[RECORDS FOR THIS TASK start]

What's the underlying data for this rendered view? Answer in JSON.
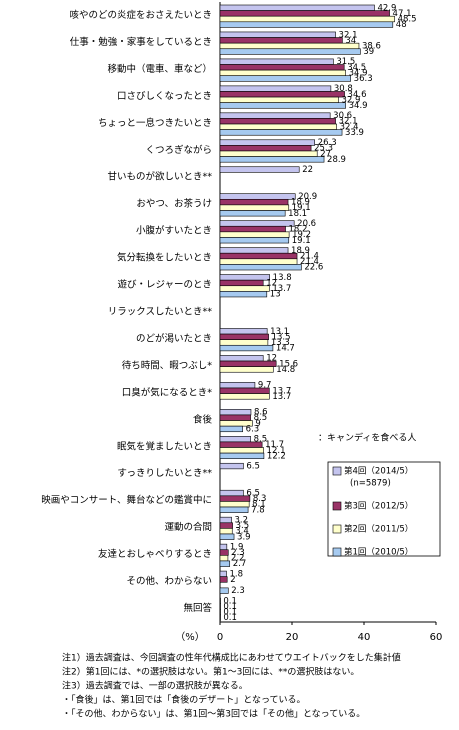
{
  "chart_data": {
    "type": "bar",
    "orientation": "horizontal",
    "categories": [
      "咳やのどの炎症をおさえたいとき",
      "仕事・勉強・家事をしているとき",
      "移動中（電車、車など）",
      "口さびしくなったとき",
      "ちょっと一息つきたいとき",
      "くつろぎながら",
      "甘いものが欲しいとき**",
      "おやつ、お茶うけ",
      "小腹がすいたとき",
      "気分転換をしたいとき",
      "遊び・レジャーのとき",
      "リラックスしたいとき**",
      "のどが渇いたとき",
      "待ち時間、暇つぶし*",
      "口臭が気になるとき*",
      "食後",
      "眠気を覚ましたいとき",
      "すっきりしたいとき**",
      "映画やコンサート、舞台などの鑑賞中に",
      "運動の合間",
      "友達とおしゃべりするとき",
      "その他、わからない",
      "無回答"
    ],
    "series": [
      {
        "name": "第4回（2014/5）",
        "note": "(n=5879)",
        "color": "#c4c4ee",
        "values": [
          42.9,
          32.1,
          31.5,
          30.8,
          30.6,
          26.3,
          22.0,
          20.9,
          20.6,
          18.9,
          13.8,
          null,
          13.1,
          12.0,
          9.7,
          8.6,
          8.5,
          6.5,
          6.5,
          3.2,
          1.9,
          1.8,
          0.1
        ]
      },
      {
        "name": "第3回（2012/5）",
        "color": "#993366",
        "values": [
          47.1,
          34.0,
          34.5,
          34.6,
          32.1,
          25.3,
          null,
          18.9,
          18.2,
          21.4,
          12.0,
          null,
          13.5,
          15.6,
          13.7,
          8.5,
          11.7,
          null,
          8.3,
          3.5,
          2.3,
          2.0,
          0.1
        ]
      },
      {
        "name": "第2回（2011/5）",
        "color": "#ffffcc",
        "values": [
          48.5,
          38.6,
          34.9,
          32.9,
          32.4,
          27.0,
          null,
          19.1,
          19.2,
          21.4,
          13.7,
          null,
          13.3,
          14.8,
          13.7,
          9.0,
          12.1,
          null,
          8.1,
          3.4,
          2.2,
          null,
          0.1
        ]
      },
      {
        "name": "第1回（2010/5）",
        "color": "#a6caf0",
        "values": [
          48.0,
          39.0,
          36.3,
          34.9,
          33.9,
          28.9,
          null,
          18.1,
          19.1,
          22.6,
          13.0,
          null,
          14.7,
          null,
          null,
          6.3,
          12.2,
          null,
          7.8,
          3.9,
          2.7,
          2.3,
          0.1
        ]
      }
    ],
    "xlim": [
      0,
      60
    ],
    "xticks": [
      0,
      20,
      40,
      60
    ],
    "x_label": "（%）",
    "annotation": "：キャンディを食べる人",
    "notes": [
      "注1）過去調査は、今回調査の性年代構成比にあわせてウエイトバックをした集計値",
      "注2）第1回には、*の選択肢はない。第1～3回には、**の選択肢はない。",
      "注3）過去調査では、一部の選択肢が異なる。",
      "・「食後」は、第1回では「食後のデザート」となっている。",
      "・「その他、わからない」は、第1回～第3回では「その他」となっている。"
    ]
  }
}
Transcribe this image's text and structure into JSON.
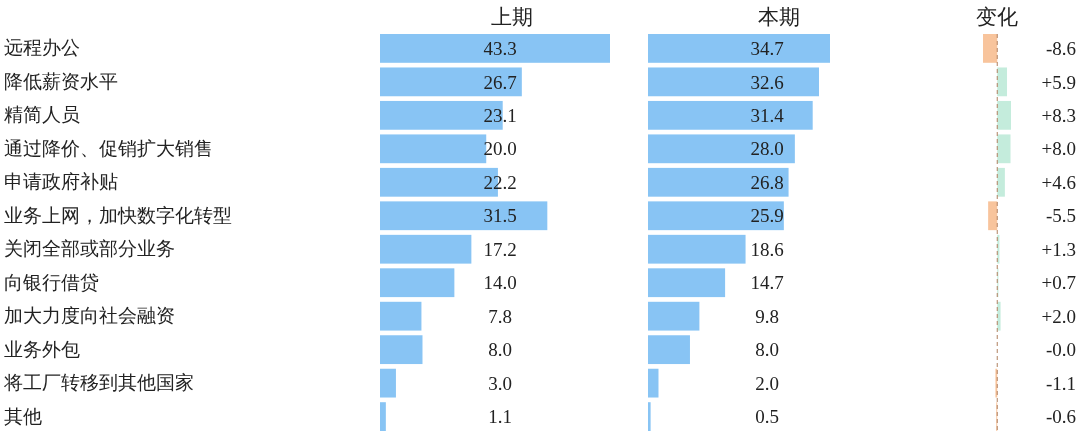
{
  "chart_data": [
    {
      "type": "bar",
      "orientation": "horizontal",
      "title": "上期",
      "categories": [
        "远程办公",
        "降低薪资水平",
        "精简人员",
        "通过降价、促销扩大销售",
        "申请政府补贴",
        "业务上网，加快数字化转型",
        "关闭全部或部分业务",
        "向银行借贷",
        "加大力度向社会融资",
        "业务外包",
        "将工厂转移到其他国家",
        "其他"
      ],
      "values": [
        43.3,
        26.7,
        23.1,
        20.0,
        22.2,
        31.5,
        17.2,
        14.0,
        7.8,
        8.0,
        3.0,
        1.1
      ],
      "value_labels": [
        "43.3",
        "26.7",
        "23.1",
        "20.0",
        "22.2",
        "31.5",
        "17.2",
        "14.0",
        "7.8",
        "8.0",
        "3.0",
        "1.1"
      ],
      "color": "#88c4f4",
      "tick_labels": "y"
    },
    {
      "type": "bar",
      "orientation": "horizontal",
      "title": "本期",
      "values": [
        34.7,
        32.6,
        31.4,
        28.0,
        26.8,
        25.9,
        18.6,
        14.7,
        9.8,
        8.0,
        2.0,
        0.5
      ],
      "value_labels": [
        "34.7",
        "32.6",
        "31.4",
        "28.0",
        "26.8",
        "25.9",
        "18.6",
        "14.7",
        "9.8",
        "8.0",
        "2.0",
        "0.5"
      ],
      "color": "#88c4f4",
      "tick_labels": false
    },
    {
      "type": "bar",
      "orientation": "horizontal",
      "title": "变化",
      "values": [
        -8.6,
        5.9,
        8.3,
        8.0,
        4.6,
        -5.5,
        1.3,
        0.7,
        2.0,
        0,
        -1.1,
        -0.6
      ],
      "value_labels": [
        "-8.6",
        "+5.9",
        "+8.3",
        "+8.0",
        "+4.6",
        "-5.5",
        "+1.3",
        "+0.7",
        "+2.0",
        "-0.0",
        "-1.1",
        "-0.6"
      ],
      "colors": [
        "#f8c49c",
        "#c4ecdc",
        "#c4ecdc",
        "#c4ecdc",
        "#c4ecdc",
        "#f8c49c",
        "#c4ecdc",
        "#c4ecdc",
        "#c4ecdc",
        "#c4ecdc",
        "#f8c49c",
        "#f8c49c"
      ],
      "tick_labels": false,
      "ref_lines": [
        {
          "axis": "x",
          "value": 0,
          "color": "#b08060",
          "line_style": "dashed"
        }
      ]
    }
  ]
}
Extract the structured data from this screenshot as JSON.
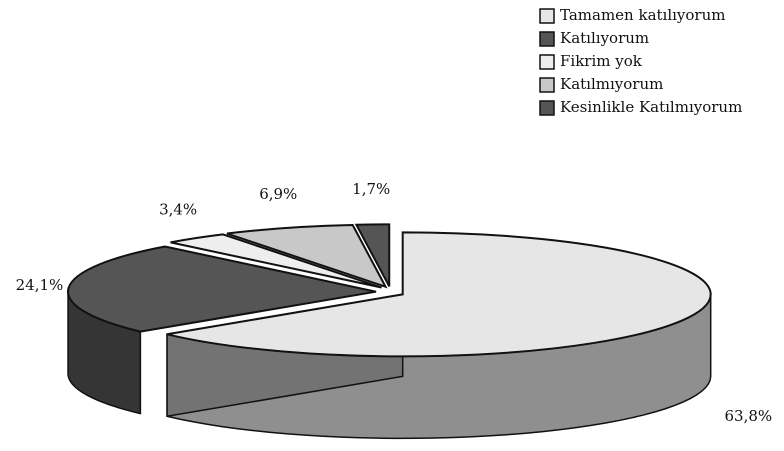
{
  "chart_data": {
    "type": "pie",
    "categories": [
      "Tamamen katılıyorum",
      "Katılıyorum",
      "Fikrim yok",
      "Katılmıyorum",
      "Kesinlikle Katılmıyorum"
    ],
    "values": [
      63.8,
      24.1,
      3.4,
      6.9,
      1.7
    ],
    "value_labels": [
      "63,8%",
      "24,1%",
      "3,4%",
      "6,9%",
      "1,7%"
    ],
    "colors": [
      "#e6e6e6",
      "#555555",
      "#eeeeee",
      "#c8c8c8",
      "#555555"
    ],
    "legend": "top-right"
  }
}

[RECORDS FOR THIS TASK end]

◆ WRITTEN EXERCISE ◆
Set down the lines of the records above exactly, apart from the pictures.

◆ RESPONSE ◆
What's the underlying data for this rendered view? Answer in JSON.
{
  "chart_data": {
    "type": "bar",
    "orientation": "horizontal",
    "categories": [
      "咳やのどの炎症をおさえたいとき",
      "仕事・勉強・家事をしているとき",
      "移動中（電車、車など）",
      "口さびしくなったとき",
      "ちょっと一息つきたいとき",
      "くつろぎながら",
      "甘いものが欲しいとき**",
      "おやつ、お茶うけ",
      "小腹がすいたとき",
      "気分転換をしたいとき",
      "遊び・レジャーのとき",
      "リラックスしたいとき**",
      "のどが渇いたとき",
      "待ち時間、暇つぶし*",
      "口臭が気になるとき*",
      "食後",
      "眠気を覚ましたいとき",
      "すっきりしたいとき**",
      "映画やコンサート、舞台などの鑑賞中に",
      "運動の合間",
      "友達とおしゃべりするとき",
      "その他、わからない",
      "無回答"
    ],
    "series": [
      {
        "name": "第4回（2014/5）",
        "note": "(n=5879)",
        "color": "#c4c4ee",
        "values": [
          42.9,
          32.1,
          31.5,
          30.8,
          30.6,
          26.3,
          22.0,
          20.9,
          20.6,
          18.9,
          13.8,
          null,
          13.1,
          12.0,
          9.7,
          8.6,
          8.5,
          6.5,
          6.5,
          3.2,
          1.9,
          1.8,
          0.1
        ]
      },
      {
        "name": "第3回（2012/5）",
        "color": "#993366",
        "values": [
          47.1,
          34.0,
          34.5,
          34.6,
          32.1,
          25.3,
          null,
          18.9,
          18.2,
          21.4,
          12.0,
          null,
          13.5,
          15.6,
          13.7,
          8.5,
          11.7,
          null,
          8.3,
          3.5,
          2.3,
          2.0,
          0.1
        ]
      },
      {
        "name": "第2回（2011/5）",
        "color": "#ffffcc",
        "values": [
          48.5,
          38.6,
          34.9,
          32.9,
          32.4,
          27.0,
          null,
          19.1,
          19.2,
          21.4,
          13.7,
          null,
          13.3,
          14.8,
          13.7,
          9.0,
          12.1,
          null,
          8.1,
          3.4,
          2.2,
          null,
          0.1
        ]
      },
      {
        "name": "第1回（2010/5）",
        "color": "#a6caf0",
        "values": [
          48.0,
          39.0,
          36.3,
          34.9,
          33.9,
          28.9,
          null,
          18.1,
          19.1,
          22.6,
          13.0,
          null,
          14.7,
          null,
          null,
          6.3,
          12.2,
          null,
          7.8,
          3.9,
          2.7,
          2.3,
          0.1
        ]
      }
    ],
    "xlim": [
      0,
      60
    ],
    "xticks": [
      0,
      20,
      40,
      60
    ],
    "x_label": "（%）",
    "annotation": "：キャンディを食べる人",
    "notes": [
      "注1）過去調査は、今回調査の性年代構成比にあわせてウエイトバックをした集計値",
      "注2）第1回には、*の選択肢はない。第1～3回には、**の選択肢はない。",
      "注3）過去調査では、一部の選択肢が異なる。",
      "・「食後」は、第1回では「食後のデザート」となっている。",
      "・「その他、わからない」は、第1回～第3回では「その他」となっている。"
    ]
  }
}
Transcribe this image's text and structure into JSON.
{
  "chart_data": [
    {
      "type": "bar",
      "orientation": "horizontal",
      "title": "上期",
      "categories": [
        "远程办公",
        "降低薪资水平",
        "精简人员",
        "通过降价、促销扩大销售",
        "申请政府补贴",
        "业务上网，加快数字化转型",
        "关闭全部或部分业务",
        "向银行借贷",
        "加大力度向社会融资",
        "业务外包",
        "将工厂转移到其他国家",
        "其他"
      ],
      "values": [
        43.3,
        26.7,
        23.1,
        20.0,
        22.2,
        31.5,
        17.2,
        14.0,
        7.8,
        8.0,
        3.0,
        1.1
      ],
      "value_labels": [
        "43.3",
        "26.7",
        "23.1",
        "20.0",
        "22.2",
        "31.5",
        "17.2",
        "14.0",
        "7.8",
        "8.0",
        "3.0",
        "1.1"
      ],
      "color": "#88c4f4",
      "tick_labels": "y"
    },
    {
      "type": "bar",
      "orientation": "horizontal",
      "title": "本期",
      "values": [
        34.7,
        32.6,
        31.4,
        28.0,
        26.8,
        25.9,
        18.6,
        14.7,
        9.8,
        8.0,
        2.0,
        0.5
      ],
      "value_labels": [
        "34.7",
        "32.6",
        "31.4",
        "28.0",
        "26.8",
        "25.9",
        "18.6",
        "14.7",
        "9.8",
        "8.0",
        "2.0",
        "0.5"
      ],
      "color": "#88c4f4",
      "tick_labels": false
    },
    {
      "type": "bar",
      "orientation": "horizontal",
      "title": "变化",
      "values": [
        -8.6,
        5.9,
        8.3,
        8.0,
        4.6,
        -5.5,
        1.3,
        0.7,
        2.0,
        0,
        -1.1,
        -0.6
      ],
      "value_labels": [
        "-8.6",
        "+5.9",
        "+8.3",
        "+8.0",
        "+4.6",
        "-5.5",
        "+1.3",
        "+0.7",
        "+2.0",
        "-0.0",
        "-1.1",
        "-0.6"
      ],
      "colors": [
        "#f8c49c",
        "#c4ecdc",
        "#c4ecdc",
        "#c4ecdc",
        "#c4ecdc",
        "#f8c49c",
        "#c4ecdc",
        "#c4ecdc",
        "#c4ecdc",
        "#c4ecdc",
        "#f8c49c",
        "#f8c49c"
      ],
      "tick_labels": false,
      "ref_lines": [
        {
          "axis": "x",
          "value": 0,
          "color": "#b08060",
          "line_style": "dashed"
        }
      ]
    }
  ]
}
Extract the structured data from this screenshot as JSON.
{
  "chart_data": {
    "type": "pie",
    "categories": [
      "Tamamen katılıyorum",
      "Katılıyorum",
      "Fikrim yok",
      "Katılmıyorum",
      "Kesinlikle Katılmıyorum"
    ],
    "values": [
      63.8,
      24.1,
      3.4,
      6.9,
      1.7
    ],
    "value_labels": [
      "63,8%",
      "24,1%",
      "3,4%",
      "6,9%",
      "1,7%"
    ],
    "colors": [
      "#e6e6e6",
      "#555555",
      "#eeeeee",
      "#c8c8c8",
      "#555555"
    ],
    "legend": "top-right"
  }
}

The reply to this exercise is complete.